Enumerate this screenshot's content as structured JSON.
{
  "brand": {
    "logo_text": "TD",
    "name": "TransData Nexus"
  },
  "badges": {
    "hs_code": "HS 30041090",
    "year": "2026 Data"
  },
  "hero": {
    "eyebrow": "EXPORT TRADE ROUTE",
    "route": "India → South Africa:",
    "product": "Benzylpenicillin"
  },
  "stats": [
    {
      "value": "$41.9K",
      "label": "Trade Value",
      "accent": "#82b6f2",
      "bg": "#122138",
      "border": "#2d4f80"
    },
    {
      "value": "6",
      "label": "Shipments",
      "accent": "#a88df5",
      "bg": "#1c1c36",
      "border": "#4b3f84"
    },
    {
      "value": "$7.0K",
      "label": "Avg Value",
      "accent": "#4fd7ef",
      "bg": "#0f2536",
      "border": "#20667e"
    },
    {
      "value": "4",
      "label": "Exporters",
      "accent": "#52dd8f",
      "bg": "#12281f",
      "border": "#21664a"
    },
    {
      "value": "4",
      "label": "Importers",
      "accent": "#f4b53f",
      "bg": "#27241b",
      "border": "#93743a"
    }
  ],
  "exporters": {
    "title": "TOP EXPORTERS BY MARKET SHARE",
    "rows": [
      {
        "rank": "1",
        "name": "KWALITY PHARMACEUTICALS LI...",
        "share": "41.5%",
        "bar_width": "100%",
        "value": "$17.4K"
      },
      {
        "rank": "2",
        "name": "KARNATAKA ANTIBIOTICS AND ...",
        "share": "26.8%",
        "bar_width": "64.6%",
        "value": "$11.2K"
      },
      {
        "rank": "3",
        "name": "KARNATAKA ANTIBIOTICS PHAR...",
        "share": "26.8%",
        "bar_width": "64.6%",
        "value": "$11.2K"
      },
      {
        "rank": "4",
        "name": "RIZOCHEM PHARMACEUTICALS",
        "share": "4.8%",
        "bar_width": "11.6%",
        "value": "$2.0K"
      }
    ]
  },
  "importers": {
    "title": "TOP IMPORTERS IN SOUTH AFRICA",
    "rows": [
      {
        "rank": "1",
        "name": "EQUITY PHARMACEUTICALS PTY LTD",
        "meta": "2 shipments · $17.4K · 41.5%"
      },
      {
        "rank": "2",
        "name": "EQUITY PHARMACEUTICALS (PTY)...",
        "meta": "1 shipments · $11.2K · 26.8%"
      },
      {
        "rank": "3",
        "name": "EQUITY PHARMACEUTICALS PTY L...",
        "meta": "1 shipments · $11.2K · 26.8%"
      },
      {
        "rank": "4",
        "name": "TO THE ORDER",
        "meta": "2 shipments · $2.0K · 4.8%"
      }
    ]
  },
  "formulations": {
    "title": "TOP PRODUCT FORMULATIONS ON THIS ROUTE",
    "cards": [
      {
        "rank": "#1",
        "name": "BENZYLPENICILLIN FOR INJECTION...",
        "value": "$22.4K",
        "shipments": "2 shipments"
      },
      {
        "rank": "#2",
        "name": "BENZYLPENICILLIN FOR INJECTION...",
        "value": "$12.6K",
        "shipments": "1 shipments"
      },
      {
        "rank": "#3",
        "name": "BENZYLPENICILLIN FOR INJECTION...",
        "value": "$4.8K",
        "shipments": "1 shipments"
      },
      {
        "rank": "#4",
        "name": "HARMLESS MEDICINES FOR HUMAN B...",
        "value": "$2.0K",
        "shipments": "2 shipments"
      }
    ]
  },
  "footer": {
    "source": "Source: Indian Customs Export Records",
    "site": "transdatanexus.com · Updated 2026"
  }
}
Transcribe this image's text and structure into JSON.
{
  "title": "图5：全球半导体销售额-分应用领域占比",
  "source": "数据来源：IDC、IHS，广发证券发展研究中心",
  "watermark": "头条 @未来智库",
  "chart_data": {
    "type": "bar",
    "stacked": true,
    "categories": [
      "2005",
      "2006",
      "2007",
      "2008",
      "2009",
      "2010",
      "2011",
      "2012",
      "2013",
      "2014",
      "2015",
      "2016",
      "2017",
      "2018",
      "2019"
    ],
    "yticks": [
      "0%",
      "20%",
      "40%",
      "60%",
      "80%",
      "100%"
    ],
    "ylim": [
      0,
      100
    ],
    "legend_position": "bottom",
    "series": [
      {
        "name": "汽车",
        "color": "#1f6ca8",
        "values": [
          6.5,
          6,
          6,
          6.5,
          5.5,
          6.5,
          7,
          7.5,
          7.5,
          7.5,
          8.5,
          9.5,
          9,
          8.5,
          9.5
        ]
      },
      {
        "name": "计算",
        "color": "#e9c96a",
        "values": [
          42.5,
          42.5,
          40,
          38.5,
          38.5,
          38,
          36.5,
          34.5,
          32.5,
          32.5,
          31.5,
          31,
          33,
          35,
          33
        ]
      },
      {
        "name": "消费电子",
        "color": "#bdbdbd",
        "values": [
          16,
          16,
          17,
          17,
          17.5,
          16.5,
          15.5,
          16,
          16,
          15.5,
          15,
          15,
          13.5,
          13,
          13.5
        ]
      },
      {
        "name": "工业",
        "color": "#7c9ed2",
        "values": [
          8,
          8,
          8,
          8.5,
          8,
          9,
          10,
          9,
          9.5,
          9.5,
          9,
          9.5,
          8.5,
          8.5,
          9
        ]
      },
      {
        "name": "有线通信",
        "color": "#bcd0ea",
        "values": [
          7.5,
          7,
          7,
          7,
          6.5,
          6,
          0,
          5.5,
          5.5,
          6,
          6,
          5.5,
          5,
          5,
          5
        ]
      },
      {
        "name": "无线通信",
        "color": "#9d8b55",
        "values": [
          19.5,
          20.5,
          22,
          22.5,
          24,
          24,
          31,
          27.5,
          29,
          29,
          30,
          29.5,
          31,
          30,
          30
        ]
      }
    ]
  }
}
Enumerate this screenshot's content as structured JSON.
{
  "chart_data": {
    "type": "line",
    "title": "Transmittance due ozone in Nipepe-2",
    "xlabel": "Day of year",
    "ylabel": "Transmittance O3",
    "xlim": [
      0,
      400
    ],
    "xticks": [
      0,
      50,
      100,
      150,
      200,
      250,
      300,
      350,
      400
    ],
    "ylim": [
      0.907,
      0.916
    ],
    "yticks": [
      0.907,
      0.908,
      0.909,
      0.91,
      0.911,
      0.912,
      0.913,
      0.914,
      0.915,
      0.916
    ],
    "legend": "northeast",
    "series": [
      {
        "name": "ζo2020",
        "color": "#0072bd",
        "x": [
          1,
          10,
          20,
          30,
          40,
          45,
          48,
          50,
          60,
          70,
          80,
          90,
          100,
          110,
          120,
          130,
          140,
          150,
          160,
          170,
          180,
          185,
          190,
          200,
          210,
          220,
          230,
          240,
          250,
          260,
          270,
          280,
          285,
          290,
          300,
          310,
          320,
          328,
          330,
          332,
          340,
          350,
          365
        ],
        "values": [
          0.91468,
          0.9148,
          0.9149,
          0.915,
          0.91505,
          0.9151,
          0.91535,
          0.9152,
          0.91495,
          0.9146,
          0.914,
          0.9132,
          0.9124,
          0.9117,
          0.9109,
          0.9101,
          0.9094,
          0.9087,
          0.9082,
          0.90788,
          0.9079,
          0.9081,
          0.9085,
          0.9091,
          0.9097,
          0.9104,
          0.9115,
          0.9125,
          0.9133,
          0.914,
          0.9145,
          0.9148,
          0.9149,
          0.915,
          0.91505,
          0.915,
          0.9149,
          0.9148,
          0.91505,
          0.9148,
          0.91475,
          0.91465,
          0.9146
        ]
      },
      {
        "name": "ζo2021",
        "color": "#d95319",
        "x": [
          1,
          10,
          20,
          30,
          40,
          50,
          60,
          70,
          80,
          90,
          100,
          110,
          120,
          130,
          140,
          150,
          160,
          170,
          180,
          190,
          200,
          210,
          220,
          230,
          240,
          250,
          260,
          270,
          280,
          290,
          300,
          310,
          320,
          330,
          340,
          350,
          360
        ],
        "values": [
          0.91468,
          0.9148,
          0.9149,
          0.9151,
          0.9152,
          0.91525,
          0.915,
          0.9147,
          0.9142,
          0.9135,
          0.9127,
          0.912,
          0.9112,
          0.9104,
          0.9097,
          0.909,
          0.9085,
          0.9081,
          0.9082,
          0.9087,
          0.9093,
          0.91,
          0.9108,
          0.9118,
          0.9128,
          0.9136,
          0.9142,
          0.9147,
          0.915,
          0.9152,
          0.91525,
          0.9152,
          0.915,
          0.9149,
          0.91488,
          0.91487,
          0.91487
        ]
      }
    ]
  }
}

====================

THE TASK: Provide only the count of lines in the data above that include the string "color".

TASK OUTPUT: 8